**Your instructions**
Below are the records; reproduce all of them exactly but without any images.

□ □ □ □ □

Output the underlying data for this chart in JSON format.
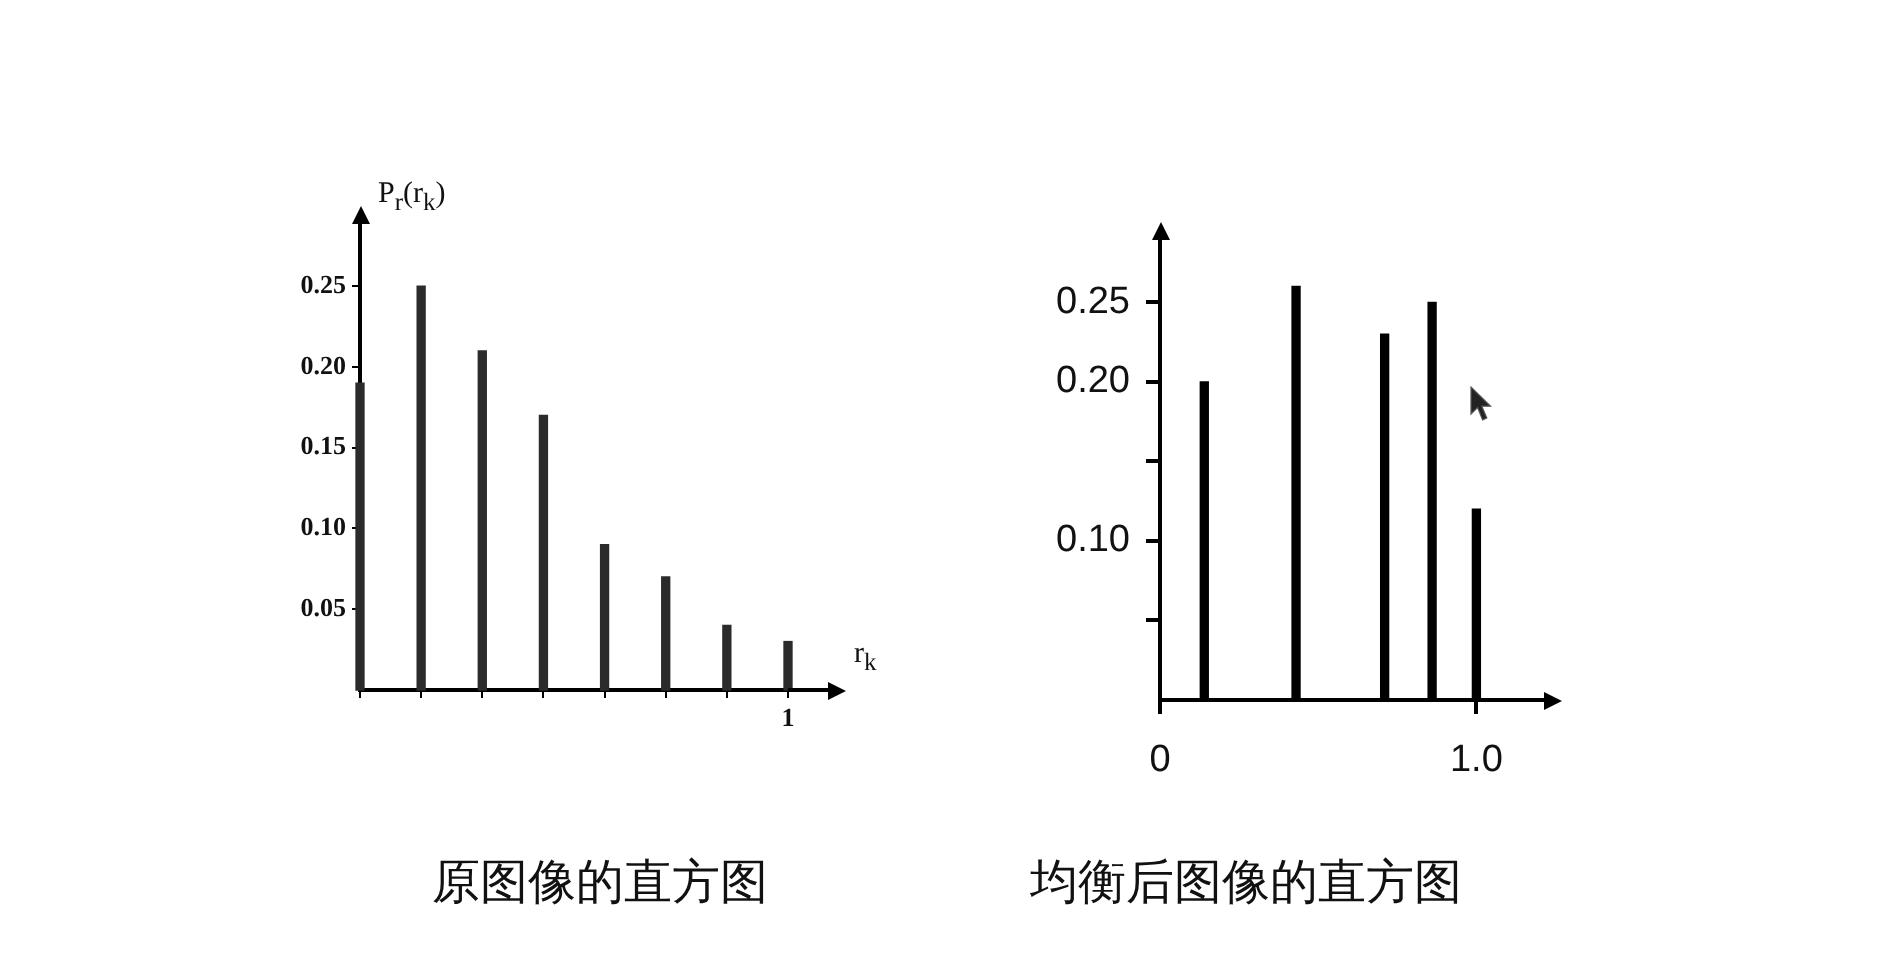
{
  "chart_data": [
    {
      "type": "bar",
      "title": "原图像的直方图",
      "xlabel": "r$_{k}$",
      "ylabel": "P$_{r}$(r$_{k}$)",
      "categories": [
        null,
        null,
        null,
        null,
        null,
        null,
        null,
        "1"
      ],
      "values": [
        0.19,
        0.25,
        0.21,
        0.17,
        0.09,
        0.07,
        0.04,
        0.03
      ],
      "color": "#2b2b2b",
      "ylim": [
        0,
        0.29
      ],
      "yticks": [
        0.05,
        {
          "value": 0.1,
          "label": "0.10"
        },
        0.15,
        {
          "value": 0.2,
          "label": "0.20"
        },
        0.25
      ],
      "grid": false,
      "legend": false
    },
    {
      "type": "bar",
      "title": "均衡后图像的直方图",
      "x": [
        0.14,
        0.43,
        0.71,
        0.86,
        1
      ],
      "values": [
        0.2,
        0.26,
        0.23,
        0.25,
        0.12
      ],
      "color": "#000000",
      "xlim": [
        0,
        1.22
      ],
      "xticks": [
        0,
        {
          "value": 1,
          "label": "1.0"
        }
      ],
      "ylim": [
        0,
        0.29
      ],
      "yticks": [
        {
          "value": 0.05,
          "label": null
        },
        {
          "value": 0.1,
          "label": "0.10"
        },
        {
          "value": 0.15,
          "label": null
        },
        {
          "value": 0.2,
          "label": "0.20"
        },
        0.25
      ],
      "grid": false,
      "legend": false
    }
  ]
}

□ □ □ □ □

**Written response**
Output the underlying data for this chart in JSON format.
{
  "chart_data": [
    {
      "type": "bar",
      "title": "原图像的直方图",
      "xlabel": "r$_{k}$",
      "ylabel": "P$_{r}$(r$_{k}$)",
      "categories": [
        null,
        null,
        null,
        null,
        null,
        null,
        null,
        "1"
      ],
      "values": [
        0.19,
        0.25,
        0.21,
        0.17,
        0.09,
        0.07,
        0.04,
        0.03
      ],
      "color": "#2b2b2b",
      "ylim": [
        0,
        0.29
      ],
      "yticks": [
        0.05,
        {
          "value": 0.1,
          "label": "0.10"
        },
        0.15,
        {
          "value": 0.2,
          "label": "0.20"
        },
        0.25
      ],
      "grid": false,
      "legend": false
    },
    {
      "type": "bar",
      "title": "均衡后图像的直方图",
      "x": [
        0.14,
        0.43,
        0.71,
        0.86,
        1
      ],
      "values": [
        0.2,
        0.26,
        0.23,
        0.25,
        0.12
      ],
      "color": "#000000",
      "xlim": [
        0,
        1.22
      ],
      "xticks": [
        0,
        {
          "value": 1,
          "label": "1.0"
        }
      ],
      "ylim": [
        0,
        0.29
      ],
      "yticks": [
        {
          "value": 0.05,
          "label": null
        },
        {
          "value": 0.1,
          "label": "0.10"
        },
        {
          "value": 0.15,
          "label": null
        },
        {
          "value": 0.2,
          "label": "0.20"
        },
        0.25
      ],
      "grid": false,
      "legend": false
    }
  ]
}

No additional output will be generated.